(Dataset excerpt)
______
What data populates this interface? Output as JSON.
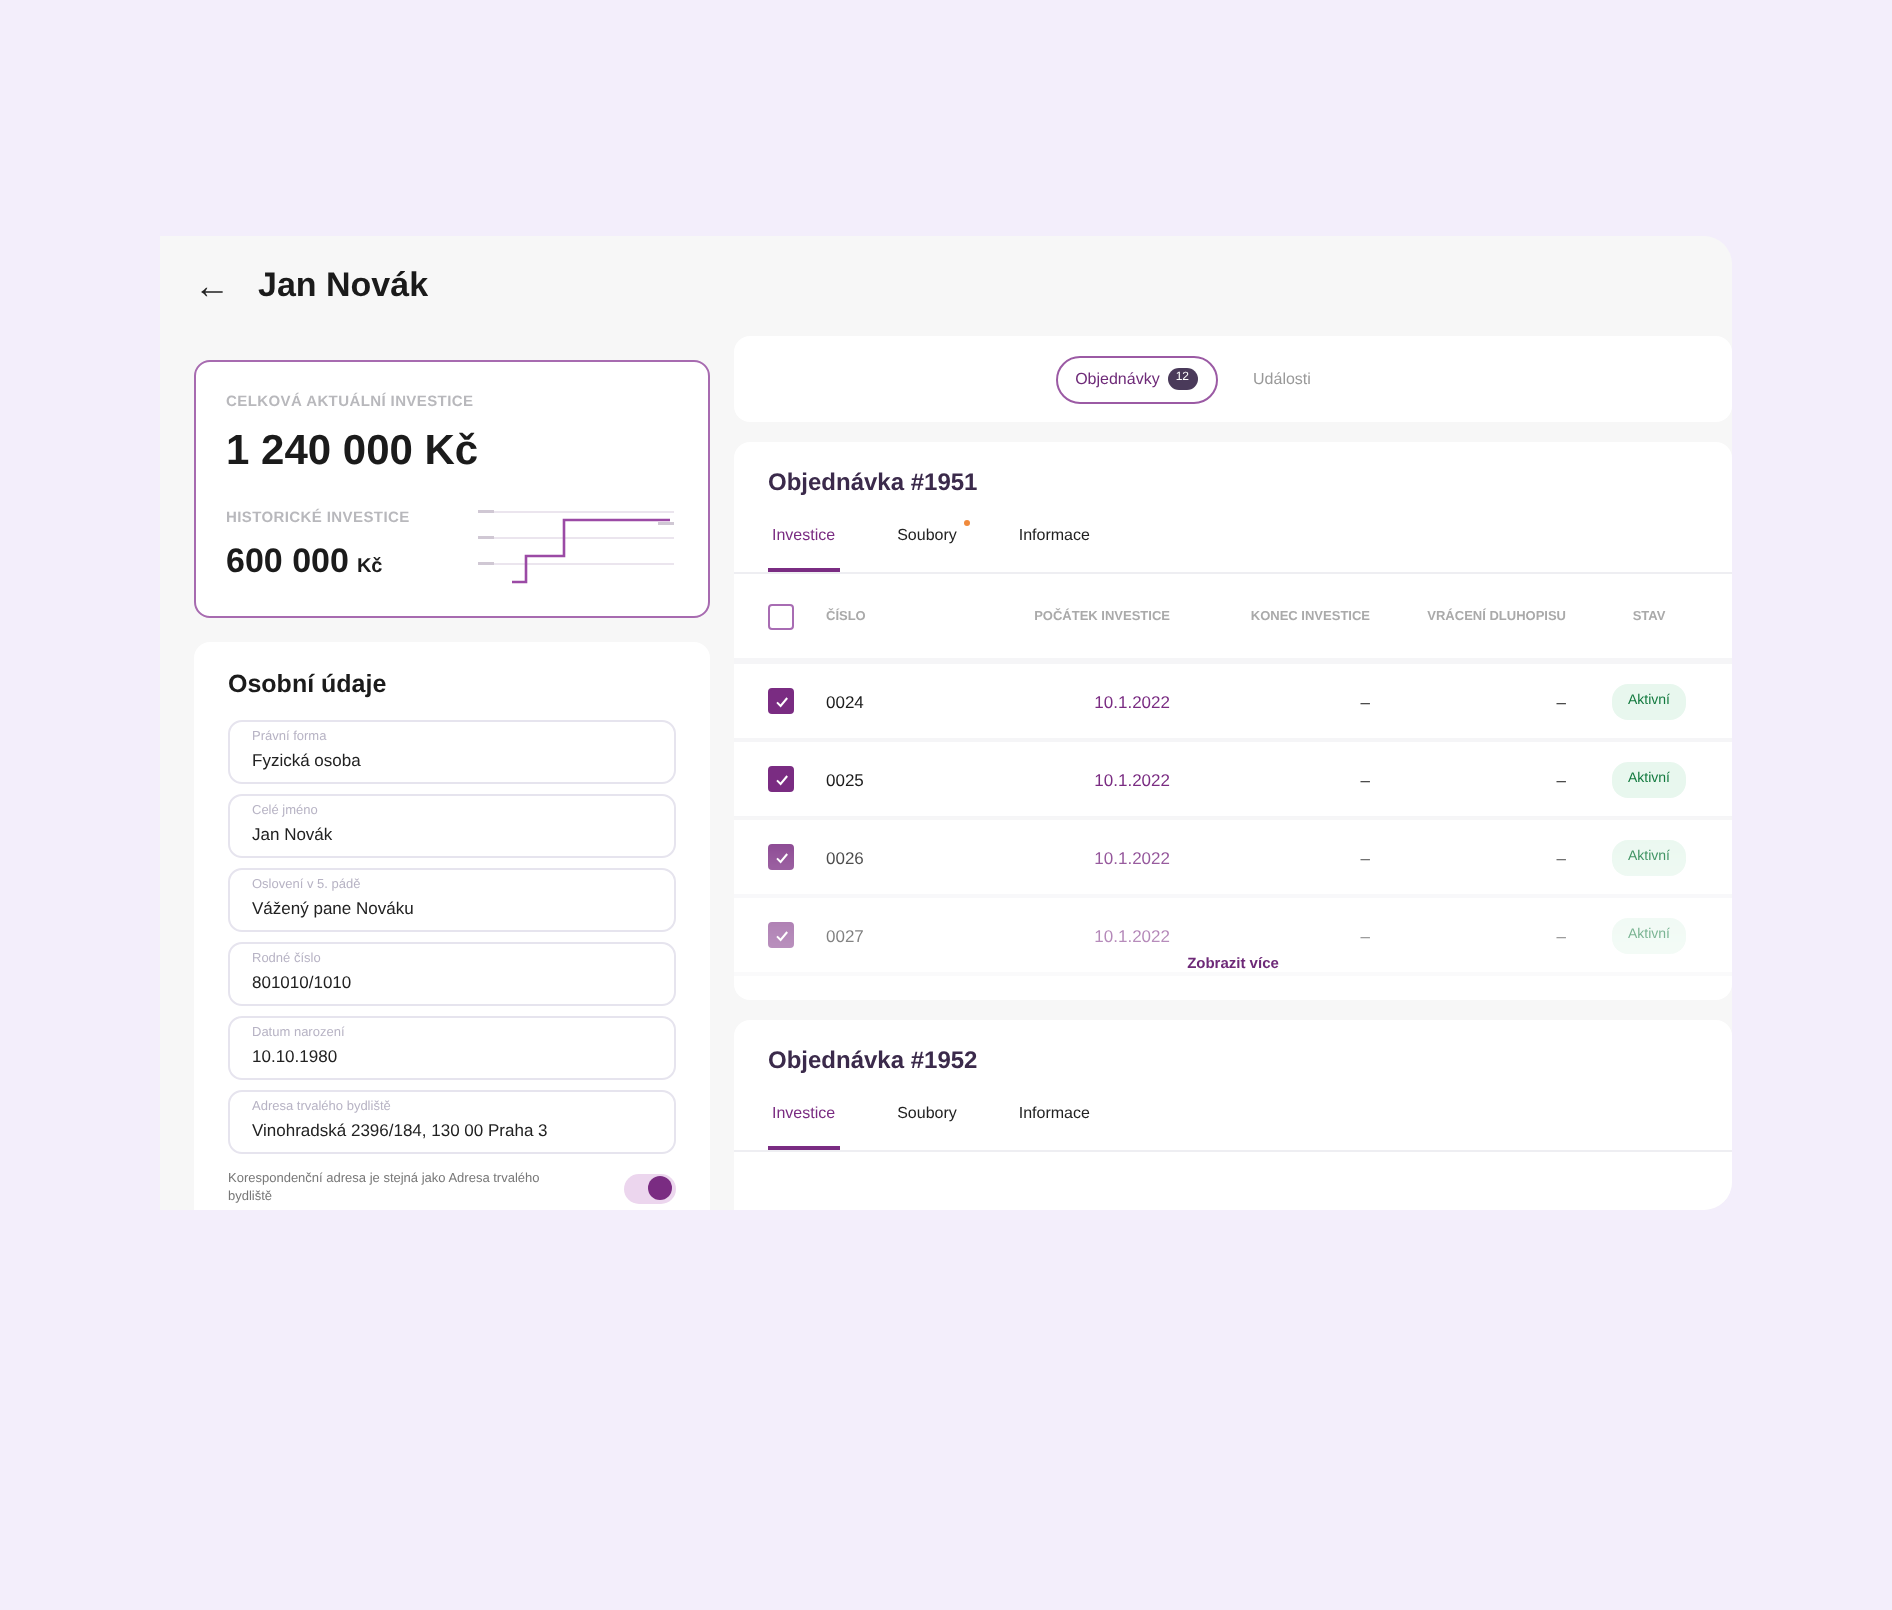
{
  "header": {
    "back": "←",
    "title": "Jan Novák"
  },
  "investment_card": {
    "total_label": "CELKOVÁ AKTUÁLNÍ INVESTICE",
    "total_value": "1 240 000 Kč",
    "historic_label": "HISTORICKÉ INVESTICE",
    "historic_value": "600 000",
    "historic_currency": "Kč"
  },
  "personal": {
    "title": "Osobní údaje",
    "fields": [
      {
        "label": "Právní forma",
        "value": "Fyzická osoba"
      },
      {
        "label": "Celé jméno",
        "value": "Jan Novák"
      },
      {
        "label": "Oslovení v 5. pádě",
        "value": "Vážený pane Nováku"
      },
      {
        "label": "Rodné číslo",
        "value": "801010/1010"
      },
      {
        "label": "Datum narození",
        "value": "10.10.1980"
      },
      {
        "label": "Adresa trvalého bydliště",
        "value": "Vinohradská 2396/184, 130 00 Praha 3"
      }
    ],
    "toggle": {
      "label": "Korespondenční adresa je stejná jako Adresa trvalého bydliště",
      "on": true
    }
  },
  "top_tabs": [
    {
      "label": "Objednávky",
      "badge": "12",
      "selected": true
    },
    {
      "label": "Události",
      "selected": false
    }
  ],
  "orders": [
    {
      "title": "Objednávka #1951",
      "tabs": [
        {
          "label": "Investice",
          "selected": true,
          "dot": false
        },
        {
          "label": "Soubory",
          "selected": false,
          "dot": true
        },
        {
          "label": "Informace",
          "selected": false,
          "dot": false
        }
      ],
      "table": {
        "header_checked": false,
        "columns": [
          "ČÍSLO",
          "POČÁTEK INVESTICE",
          "KONEC INVESTICE",
          "VRÁCENÍ DLUHOPISU",
          "STAV"
        ],
        "rows": [
          {
            "checked": true,
            "cells": [
              "0024",
              "10.1.2022",
              "–",
              "–"
            ],
            "status": "Aktivní"
          },
          {
            "checked": true,
            "cells": [
              "0025",
              "10.1.2022",
              "–",
              "–"
            ],
            "status": "Aktivní"
          },
          {
            "checked": true,
            "cells": [
              "0026",
              "10.1.2022",
              "–",
              "–"
            ],
            "status": "Aktivní"
          },
          {
            "checked": true,
            "cells": [
              "0027",
              "10.1.2022",
              "–",
              "–"
            ],
            "status": "Aktivní"
          }
        ]
      },
      "more": "Zobrazit více"
    },
    {
      "title": "Objednávka #1952",
      "tabs": [
        {
          "label": "Investice",
          "selected": true,
          "dot": false
        },
        {
          "label": "Soubory",
          "selected": false,
          "dot": false
        },
        {
          "label": "Informace",
          "selected": false,
          "dot": false
        }
      ]
    }
  ]
}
______
Reproduce every entry word for word, but skip any pictures.

What data populates this interface? Output as JSON.
{
  "header": {
    "back": "←",
    "title": "Jan Novák"
  },
  "investment_card": {
    "total_label": "CELKOVÁ AKTUÁLNÍ INVESTICE",
    "total_value": "1 240 000 Kč",
    "historic_label": "HISTORICKÉ INVESTICE",
    "historic_value": "600 000",
    "historic_currency": "Kč"
  },
  "personal": {
    "title": "Osobní údaje",
    "fields": [
      {
        "label": "Právní forma",
        "value": "Fyzická osoba"
      },
      {
        "label": "Celé jméno",
        "value": "Jan Novák"
      },
      {
        "label": "Oslovení v 5. pádě",
        "value": "Vážený pane Nováku"
      },
      {
        "label": "Rodné číslo",
        "value": "801010/1010"
      },
      {
        "label": "Datum narození",
        "value": "10.10.1980"
      },
      {
        "label": "Adresa trvalého bydliště",
        "value": "Vinohradská 2396/184, 130 00 Praha 3"
      }
    ],
    "toggle": {
      "label": "Korespondenční adresa je stejná jako Adresa trvalého bydliště",
      "on": true
    }
  },
  "top_tabs": [
    {
      "label": "Objednávky",
      "badge": "12",
      "selected": true
    },
    {
      "label": "Události",
      "selected": false
    }
  ],
  "orders": [
    {
      "title": "Objednávka #1951",
      "tabs": [
        {
          "label": "Investice",
          "selected": true,
          "dot": false
        },
        {
          "label": "Soubory",
          "selected": false,
          "dot": true
        },
        {
          "label": "Informace",
          "selected": false,
          "dot": false
        }
      ],
      "table": {
        "header_checked": false,
        "columns": [
          "ČÍSLO",
          "POČÁTEK INVESTICE",
          "KONEC INVESTICE",
          "VRÁCENÍ DLUHOPISU",
          "STAV"
        ],
        "rows": [
          {
            "checked": true,
            "cells": [
              "0024",
              "10.1.2022",
              "–",
              "–"
            ],
            "status": "Aktivní"
          },
          {
            "checked": true,
            "cells": [
              "0025",
              "10.1.2022",
              "–",
              "–"
            ],
            "status": "Aktivní"
          },
          {
            "checked": true,
            "cells": [
              "0026",
              "10.1.2022",
              "–",
              "–"
            ],
            "status": "Aktivní"
          },
          {
            "checked": true,
            "cells": [
              "0027",
              "10.1.2022",
              "–",
              "–"
            ],
            "status": "Aktivní"
          }
        ]
      },
      "more": "Zobrazit více"
    },
    {
      "title": "Objednávka #1952",
      "tabs": [
        {
          "label": "Investice",
          "selected": true,
          "dot": false
        },
        {
          "label": "Soubory",
          "selected": false,
          "dot": false
        },
        {
          "label": "Informace",
          "selected": false,
          "dot": false
        }
      ]
    }
  ]
}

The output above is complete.